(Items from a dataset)
------------------------------------------------------------------------
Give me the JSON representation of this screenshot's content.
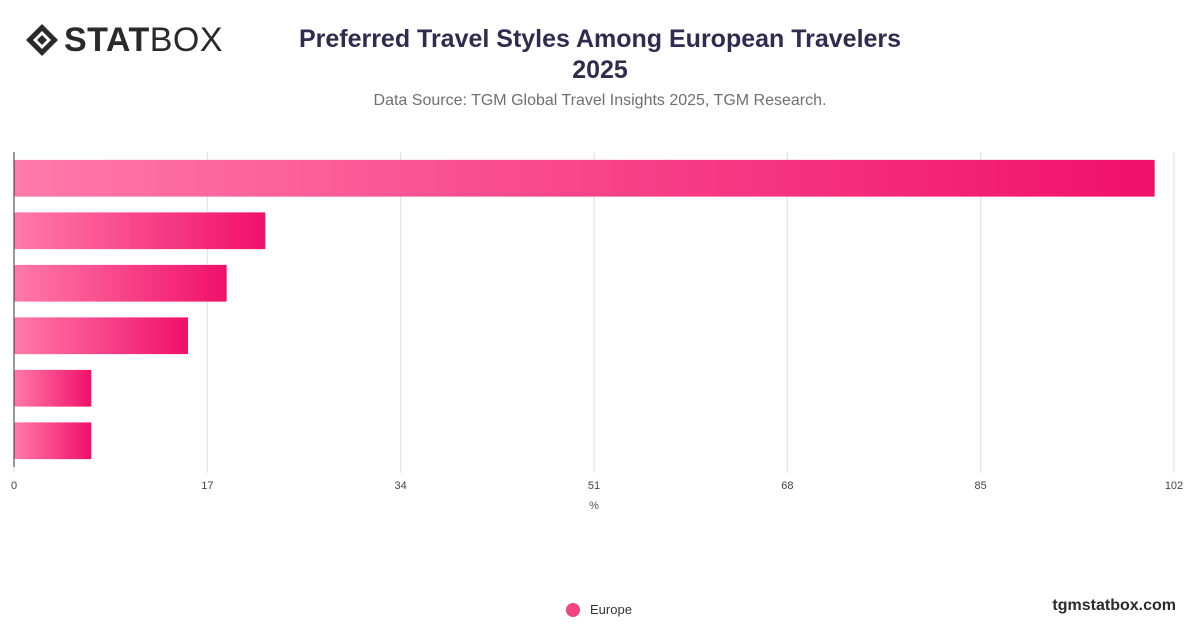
{
  "brand": {
    "logo_bold": "STAT",
    "logo_light": "BOX",
    "site": "tgmstatbox.com"
  },
  "header": {
    "title_line1": "Preferred Travel Styles Among European Travelers",
    "title_line2": "2025",
    "subtitle": "Data Source: TGM Global Travel Insights 2025, TGM Research."
  },
  "colors": {
    "bar_start": "#ff7aa8",
    "bar_end": "#f0106a",
    "grid": "#dedede",
    "axis": "#333333"
  },
  "chart_data": {
    "type": "bar",
    "orientation": "horizontal",
    "title": "Preferred Travel Styles Among European Travelers 2025",
    "subtitle": "Data Source: TGM Global Travel Insights 2025, TGM Research.",
    "xlabel": "%",
    "ylabel": "",
    "xlim": [
      0,
      102
    ],
    "xticks": [
      0,
      17,
      34,
      51,
      68,
      85,
      102
    ],
    "grid": true,
    "legend_position": "bottom",
    "categories": [
      "",
      "",
      "",
      "",
      "",
      ""
    ],
    "series": [
      {
        "name": "Europe",
        "values": [
          100.3,
          22.1,
          18.7,
          15.3,
          6.8,
          6.8
        ]
      }
    ]
  },
  "legend": {
    "label": "Europe"
  }
}
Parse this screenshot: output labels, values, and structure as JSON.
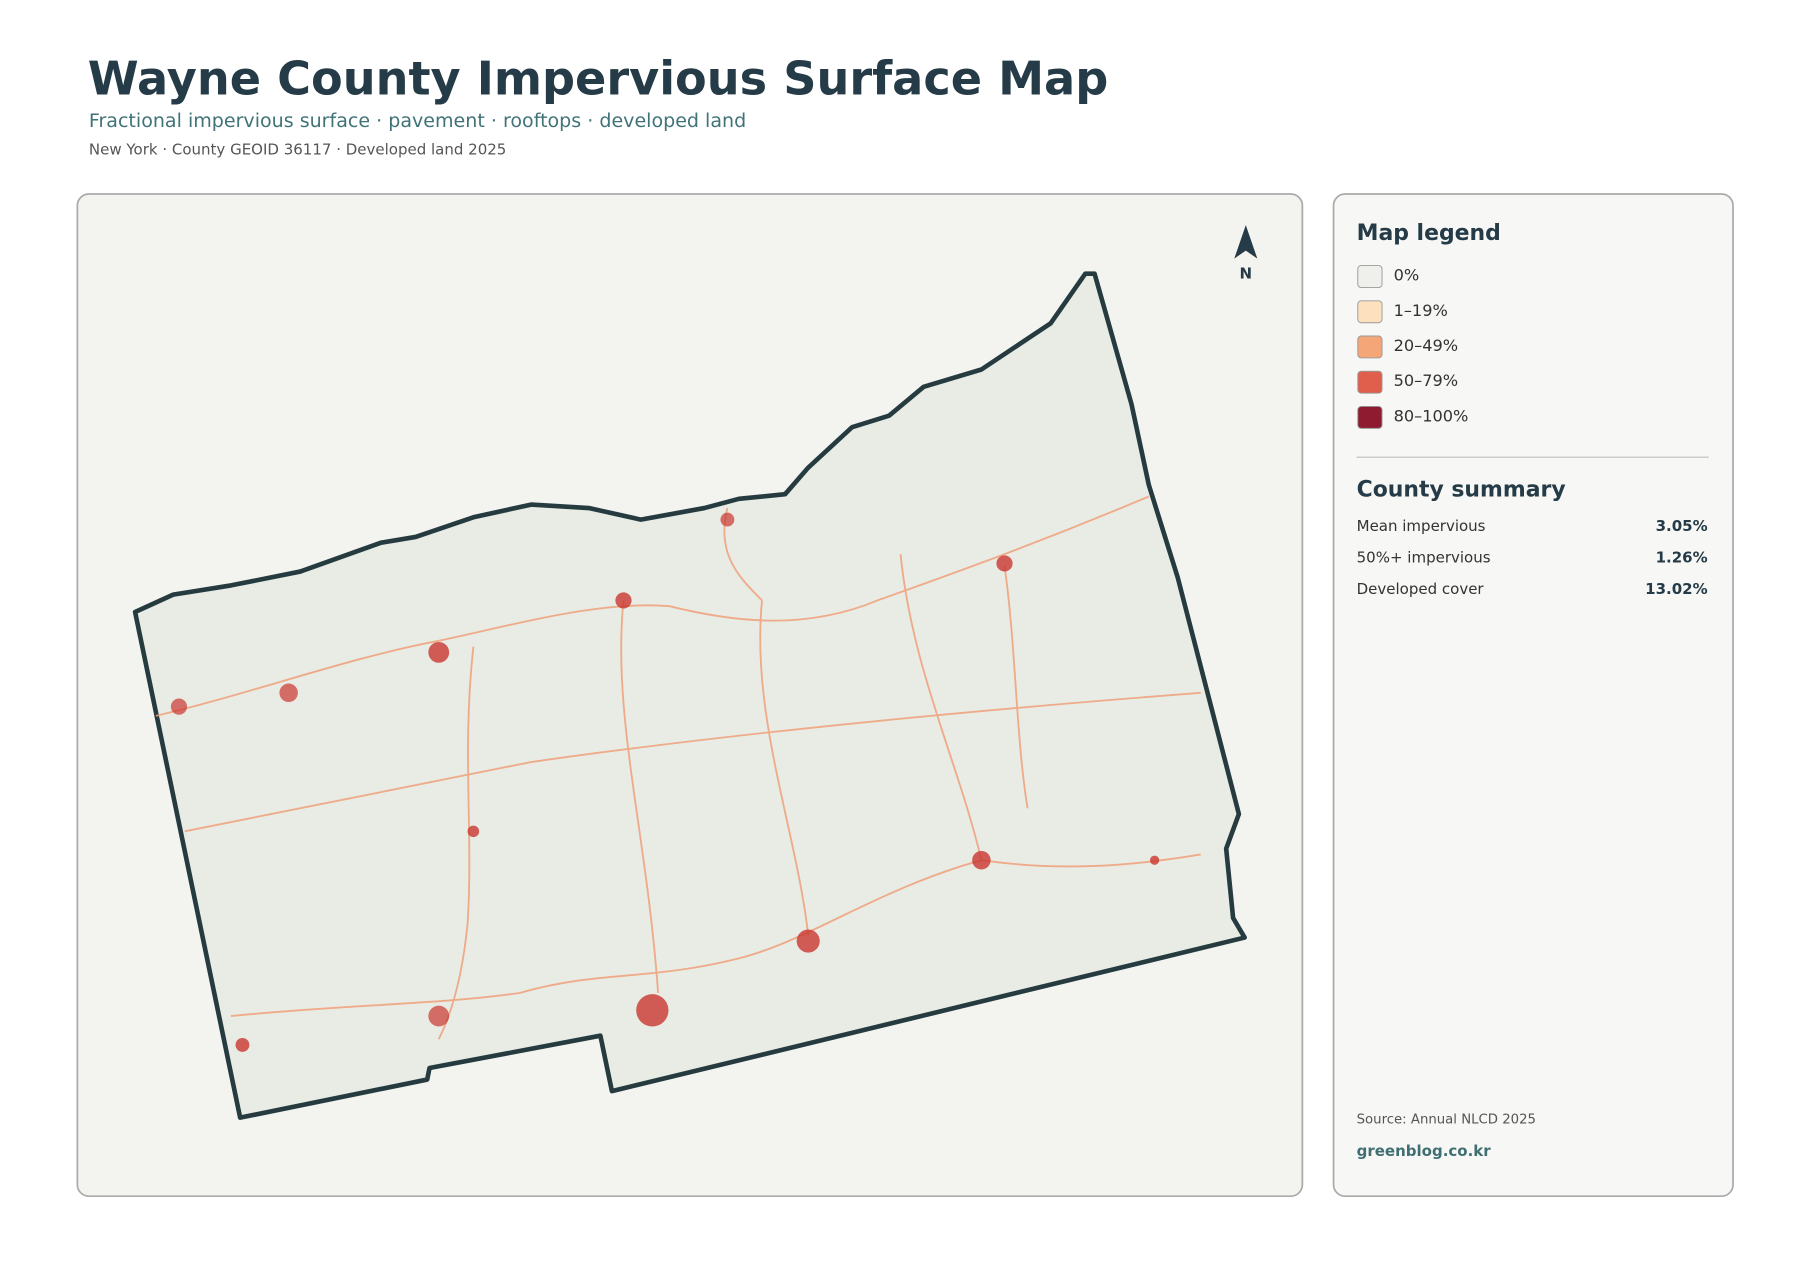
{
  "header": {
    "title": "Wayne County Impervious Surface Map",
    "subtitle": "Fractional impervious surface · pavement · rooftops · developed land",
    "meta": "New York · County GEOID 36117 · Developed land 2025"
  },
  "north": "N",
  "legend": {
    "title": "Map legend",
    "items": [
      {
        "label": "0%",
        "color": "#efefeb"
      },
      {
        "label": "1–19%",
        "color": "#fde0bd"
      },
      {
        "label": "20–49%",
        "color": "#f4a679"
      },
      {
        "label": "50–79%",
        "color": "#df5f4c"
      },
      {
        "label": "80–100%",
        "color": "#8e1b30"
      }
    ]
  },
  "summary": {
    "title": "County summary",
    "rows": [
      {
        "label": "Mean impervious",
        "value": "3.05%"
      },
      {
        "label": "50%+ impervious",
        "value": "1.26%"
      },
      {
        "label": "Developed cover",
        "value": "13.02%"
      }
    ]
  },
  "source": "Source: Annual NLCD 2025",
  "credit": "greenblog.co.kr"
}
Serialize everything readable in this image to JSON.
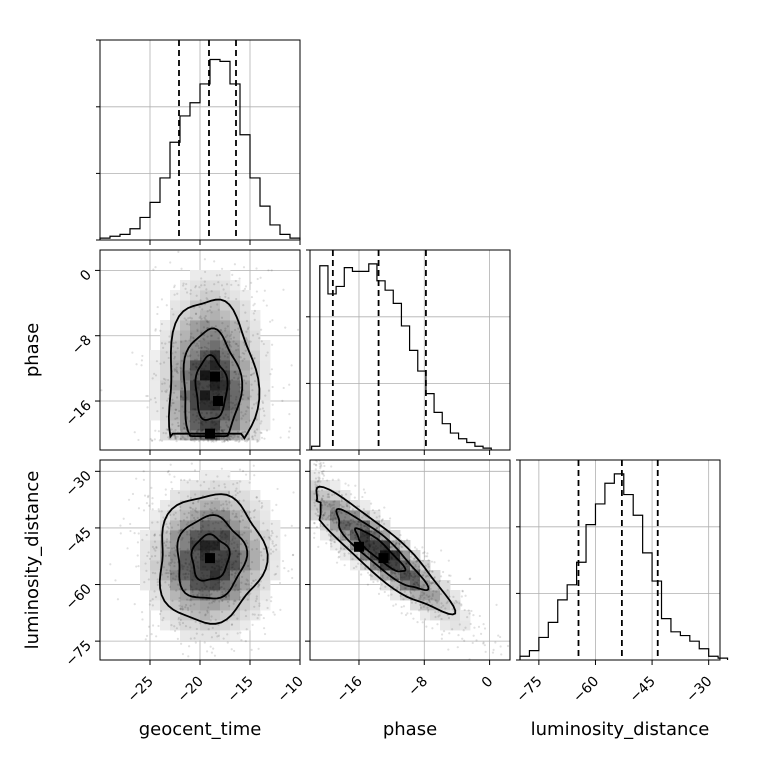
{
  "chart_data": {
    "type": "corner",
    "parameters": [
      "geocent_time",
      "phase",
      "luminosity_distance"
    ],
    "axis_labels": {
      "x": [
        "geocent_time",
        "phase",
        "luminosity_distance"
      ],
      "y": [
        "phase",
        "luminosity_distance"
      ]
    },
    "ranges": {
      "geocent_time": [
        -30,
        -10
      ],
      "phase": [
        -22,
        2.5
      ],
      "luminosity_distance": [
        -80,
        -27
      ]
    },
    "ticks": {
      "geocent_time": [
        -25,
        -20,
        -15,
        -10
      ],
      "phase": [
        -16,
        -8,
        0
      ],
      "luminosity_distance": [
        -75,
        -60,
        -45,
        -30
      ]
    },
    "grid": true,
    "histograms": {
      "geocent_time": {
        "bin_width": 1,
        "bins": [
          [
            -30,
            0.01
          ],
          [
            -29,
            0.02
          ],
          [
            -28,
            0.03
          ],
          [
            -27,
            0.06
          ],
          [
            -26,
            0.12
          ],
          [
            -25,
            0.2
          ],
          [
            -24,
            0.33
          ],
          [
            -23,
            0.52
          ],
          [
            -22,
            0.66
          ],
          [
            -21,
            0.73
          ],
          [
            -20,
            0.83
          ],
          [
            -19,
            0.96
          ],
          [
            -18,
            0.95
          ],
          [
            -17,
            0.83
          ],
          [
            -16,
            0.56
          ],
          [
            -15,
            0.33
          ],
          [
            -14,
            0.18
          ],
          [
            -13,
            0.08
          ],
          [
            -12,
            0.03
          ],
          [
            -11,
            0.01
          ]
        ],
        "quantiles": [
          -22.1,
          -19.1,
          -16.4
        ]
      },
      "phase": {
        "bin_width": 1,
        "bins": [
          [
            -21.8,
            0.02
          ],
          [
            -20.8,
            0.98
          ],
          [
            -19.8,
            0.83
          ],
          [
            -18.8,
            0.87
          ],
          [
            -17.8,
            0.97
          ],
          [
            -16.8,
            0.95
          ],
          [
            -15.8,
            0.95
          ],
          [
            -14.8,
            0.99
          ],
          [
            -13.8,
            0.9
          ],
          [
            -12.8,
            0.85
          ],
          [
            -11.8,
            0.78
          ],
          [
            -10.8,
            0.66
          ],
          [
            -9.8,
            0.53
          ],
          [
            -8.8,
            0.42
          ],
          [
            -7.8,
            0.3
          ],
          [
            -6.8,
            0.2
          ],
          [
            -5.8,
            0.14
          ],
          [
            -4.8,
            0.09
          ],
          [
            -3.8,
            0.06
          ],
          [
            -2.8,
            0.04
          ],
          [
            -1.8,
            0.02
          ],
          [
            -0.8,
            0.01
          ]
        ],
        "quantiles": [
          -19.2,
          -13.6,
          -7.8
        ]
      },
      "luminosity_distance": {
        "bin_width": 2.5,
        "bins": [
          [
            -80,
            0.02
          ],
          [
            -77.5,
            0.05
          ],
          [
            -75,
            0.12
          ],
          [
            -72.5,
            0.2
          ],
          [
            -70,
            0.32
          ],
          [
            -67.5,
            0.4
          ],
          [
            -65,
            0.52
          ],
          [
            -62.5,
            0.72
          ],
          [
            -60,
            0.83
          ],
          [
            -57.5,
            0.94
          ],
          [
            -55,
            0.99
          ],
          [
            -52.5,
            0.88
          ],
          [
            -50,
            0.77
          ],
          [
            -47.5,
            0.57
          ],
          [
            -45,
            0.42
          ],
          [
            -42.5,
            0.22
          ],
          [
            -40,
            0.15
          ],
          [
            -37.5,
            0.13
          ],
          [
            -35,
            0.1
          ],
          [
            -32.5,
            0.06
          ],
          [
            -30,
            0.02
          ],
          [
            -27.5,
            0.01
          ]
        ],
        "quantiles": [
          -64.5,
          -53.0,
          -43.5
        ]
      }
    },
    "posteriors_2d": [
      {
        "x": "geocent_time",
        "y": "phase",
        "mean": [
          -18.9,
          -14.5
        ],
        "sd": [
          2.6,
          6.5
        ],
        "corr": 0.0,
        "mode_points": [
          [
            -18.5,
            -13
          ],
          [
            -19.0,
            -20
          ],
          [
            -18.2,
            -16
          ]
        ]
      },
      {
        "x": "geocent_time",
        "y": "luminosity_distance",
        "mean": [
          -19.0,
          -53.0
        ],
        "sd": [
          3.1,
          10.0
        ],
        "corr": 0.05,
        "mode_points": [
          [
            -19.0,
            -53
          ]
        ]
      },
      {
        "x": "phase",
        "y": "luminosity_distance",
        "mean": [
          -13.5,
          -51.0
        ],
        "sd": [
          5.0,
          9.5
        ],
        "corr": -0.9,
        "mode_points": [
          [
            -16,
            -50
          ],
          [
            -13,
            -53
          ]
        ]
      }
    ]
  }
}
------------------------------------------------------------------------
— REQUEST —
Your task is to reproduce all of the material exactly. The pictures stay out.

— OUTPUT OF THE EXERCISE —
Give me the JSON representation of this screenshot's content.
{
  "brand": {
    "logo_bold": "STAT",
    "logo_light": "BOX",
    "site": "tgmstatbox.com"
  },
  "header": {
    "title_line1": "Preferred Travel Styles Among European Travelers",
    "title_line2": "2025",
    "subtitle": "Data Source: TGM Global Travel Insights 2025, TGM Research."
  },
  "colors": {
    "bar_start": "#ff7aa8",
    "bar_end": "#f0106a",
    "grid": "#dedede",
    "axis": "#333333"
  },
  "chart_data": {
    "type": "bar",
    "orientation": "horizontal",
    "title": "Preferred Travel Styles Among European Travelers 2025",
    "subtitle": "Data Source: TGM Global Travel Insights 2025, TGM Research.",
    "xlabel": "%",
    "ylabel": "",
    "xlim": [
      0,
      102
    ],
    "xticks": [
      0,
      17,
      34,
      51,
      68,
      85,
      102
    ],
    "grid": true,
    "legend_position": "bottom",
    "categories": [
      "",
      "",
      "",
      "",
      "",
      ""
    ],
    "series": [
      {
        "name": "Europe",
        "values": [
          100.3,
          22.1,
          18.7,
          15.3,
          6.8,
          6.8
        ]
      }
    ]
  },
  "legend": {
    "label": "Europe"
  }
}
Parse this screenshot: output labels, values, and structure as JSON.
{
  "header": {
    "title": "Wayne County Impervious Surface Map",
    "subtitle": "Fractional impervious surface · pavement · rooftops · developed land",
    "meta": "New York · County GEOID 36117 · Developed land 2025"
  },
  "north": "N",
  "legend": {
    "title": "Map legend",
    "items": [
      {
        "label": "0%",
        "color": "#efefeb"
      },
      {
        "label": "1–19%",
        "color": "#fde0bd"
      },
      {
        "label": "20–49%",
        "color": "#f4a679"
      },
      {
        "label": "50–79%",
        "color": "#df5f4c"
      },
      {
        "label": "80–100%",
        "color": "#8e1b30"
      }
    ]
  },
  "summary": {
    "title": "County summary",
    "rows": [
      {
        "label": "Mean impervious",
        "value": "3.05%"
      },
      {
        "label": "50%+ impervious",
        "value": "1.26%"
      },
      {
        "label": "Developed cover",
        "value": "13.02%"
      }
    ]
  },
  "source": "Source: Annual NLCD 2025",
  "credit": "greenblog.co.kr"
}
Serialize everything readable in this image to JSON.
{
  "chart_data": {
    "type": "corner",
    "parameters": [
      "geocent_time",
      "phase",
      "luminosity_distance"
    ],
    "axis_labels": {
      "x": [
        "geocent_time",
        "phase",
        "luminosity_distance"
      ],
      "y": [
        "phase",
        "luminosity_distance"
      ]
    },
    "ranges": {
      "geocent_time": [
        -30,
        -10
      ],
      "phase": [
        -22,
        2.5
      ],
      "luminosity_distance": [
        -80,
        -27
      ]
    },
    "ticks": {
      "geocent_time": [
        -25,
        -20,
        -15,
        -10
      ],
      "phase": [
        -16,
        -8,
        0
      ],
      "luminosity_distance": [
        -75,
        -60,
        -45,
        -30
      ]
    },
    "grid": true,
    "histograms": {
      "geocent_time": {
        "bin_width": 1,
        "bins": [
          [
            -30,
            0.01
          ],
          [
            -29,
            0.02
          ],
          [
            -28,
            0.03
          ],
          [
            -27,
            0.06
          ],
          [
            -26,
            0.12
          ],
          [
            -25,
            0.2
          ],
          [
            -24,
            0.33
          ],
          [
            -23,
            0.52
          ],
          [
            -22,
            0.66
          ],
          [
            -21,
            0.73
          ],
          [
            -20,
            0.83
          ],
          [
            -19,
            0.96
          ],
          [
            -18,
            0.95
          ],
          [
            -17,
            0.83
          ],
          [
            -16,
            0.56
          ],
          [
            -15,
            0.33
          ],
          [
            -14,
            0.18
          ],
          [
            -13,
            0.08
          ],
          [
            -12,
            0.03
          ],
          [
            -11,
            0.01
          ]
        ],
        "quantiles": [
          -22.1,
          -19.1,
          -16.4
        ]
      },
      "phase": {
        "bin_width": 1,
        "bins": [
          [
            -21.8,
            0.02
          ],
          [
            -20.8,
            0.98
          ],
          [
            -19.8,
            0.83
          ],
          [
            -18.8,
            0.87
          ],
          [
            -17.8,
            0.97
          ],
          [
            -16.8,
            0.95
          ],
          [
            -15.8,
            0.95
          ],
          [
            -14.8,
            0.99
          ],
          [
            -13.8,
            0.9
          ],
          [
            -12.8,
            0.85
          ],
          [
            -11.8,
            0.78
          ],
          [
            -10.8,
            0.66
          ],
          [
            -9.8,
            0.53
          ],
          [
            -8.8,
            0.42
          ],
          [
            -7.8,
            0.3
          ],
          [
            -6.8,
            0.2
          ],
          [
            -5.8,
            0.14
          ],
          [
            -4.8,
            0.09
          ],
          [
            -3.8,
            0.06
          ],
          [
            -2.8,
            0.04
          ],
          [
            -1.8,
            0.02
          ],
          [
            -0.8,
            0.01
          ]
        ],
        "quantiles": [
          -19.2,
          -13.6,
          -7.8
        ]
      },
      "luminosity_distance": {
        "bin_width": 2.5,
        "bins": [
          [
            -80,
            0.02
          ],
          [
            -77.5,
            0.05
          ],
          [
            -75,
            0.12
          ],
          [
            -72.5,
            0.2
          ],
          [
            -70,
            0.32
          ],
          [
            -67.5,
            0.4
          ],
          [
            -65,
            0.52
          ],
          [
            -62.5,
            0.72
          ],
          [
            -60,
            0.83
          ],
          [
            -57.5,
            0.94
          ],
          [
            -55,
            0.99
          ],
          [
            -52.5,
            0.88
          ],
          [
            -50,
            0.77
          ],
          [
            -47.5,
            0.57
          ],
          [
            -45,
            0.42
          ],
          [
            -42.5,
            0.22
          ],
          [
            -40,
            0.15
          ],
          [
            -37.5,
            0.13
          ],
          [
            -35,
            0.1
          ],
          [
            -32.5,
            0.06
          ],
          [
            -30,
            0.02
          ],
          [
            -27.5,
            0.01
          ]
        ],
        "quantiles": [
          -64.5,
          -53.0,
          -43.5
        ]
      }
    },
    "posteriors_2d": [
      {
        "x": "geocent_time",
        "y": "phase",
        "mean": [
          -18.9,
          -14.5
        ],
        "sd": [
          2.6,
          6.5
        ],
        "corr": 0.0,
        "mode_points": [
          [
            -18.5,
            -13
          ],
          [
            -19.0,
            -20
          ],
          [
            -18.2,
            -16
          ]
        ]
      },
      {
        "x": "geocent_time",
        "y": "luminosity_distance",
        "mean": [
          -19.0,
          -53.0
        ],
        "sd": [
          3.1,
          10.0
        ],
        "corr": 0.05,
        "mode_points": [
          [
            -19.0,
            -53
          ]
        ]
      },
      {
        "x": "phase",
        "y": "luminosity_distance",
        "mean": [
          -13.5,
          -51.0
        ],
        "sd": [
          5.0,
          9.5
        ],
        "corr": -0.9,
        "mode_points": [
          [
            -16,
            -50
          ],
          [
            -13,
            -53
          ]
        ]
      }
    ]
  }
}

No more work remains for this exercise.